(Stated problem)
Write every entry out again exactly, please, and skip the pictures.

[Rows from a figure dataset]
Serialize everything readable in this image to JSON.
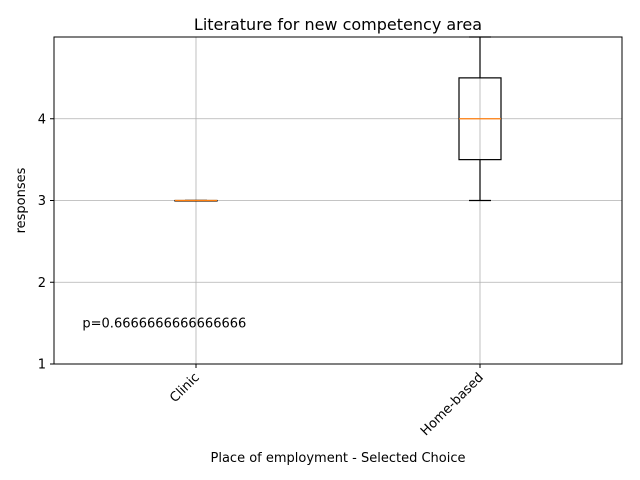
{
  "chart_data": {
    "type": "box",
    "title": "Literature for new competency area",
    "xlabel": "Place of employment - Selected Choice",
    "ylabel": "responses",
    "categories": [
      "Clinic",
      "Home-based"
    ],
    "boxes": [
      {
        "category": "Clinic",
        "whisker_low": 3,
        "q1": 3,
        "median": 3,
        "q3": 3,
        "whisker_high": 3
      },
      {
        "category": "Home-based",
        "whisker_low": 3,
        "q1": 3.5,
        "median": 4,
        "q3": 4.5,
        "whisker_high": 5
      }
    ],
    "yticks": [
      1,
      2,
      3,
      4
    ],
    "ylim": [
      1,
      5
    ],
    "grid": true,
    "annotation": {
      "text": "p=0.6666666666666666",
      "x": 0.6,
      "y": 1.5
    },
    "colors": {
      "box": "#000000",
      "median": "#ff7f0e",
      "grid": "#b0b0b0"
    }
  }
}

(Result for this exercise)
Serialize everything readable in this image to JSON.
{
  "chart_data": {
    "type": "box",
    "title": "Literature for new competency area",
    "xlabel": "Place of employment - Selected Choice",
    "ylabel": "responses",
    "categories": [
      "Clinic",
      "Home-based"
    ],
    "boxes": [
      {
        "category": "Clinic",
        "whisker_low": 3,
        "q1": 3,
        "median": 3,
        "q3": 3,
        "whisker_high": 3
      },
      {
        "category": "Home-based",
        "whisker_low": 3,
        "q1": 3.5,
        "median": 4,
        "q3": 4.5,
        "whisker_high": 5
      }
    ],
    "yticks": [
      1,
      2,
      3,
      4
    ],
    "ylim": [
      1,
      5
    ],
    "grid": true,
    "annotation": {
      "text": "p=0.6666666666666666",
      "x": 0.6,
      "y": 1.5
    },
    "colors": {
      "box": "#000000",
      "median": "#ff7f0e",
      "grid": "#b0b0b0"
    }
  }
}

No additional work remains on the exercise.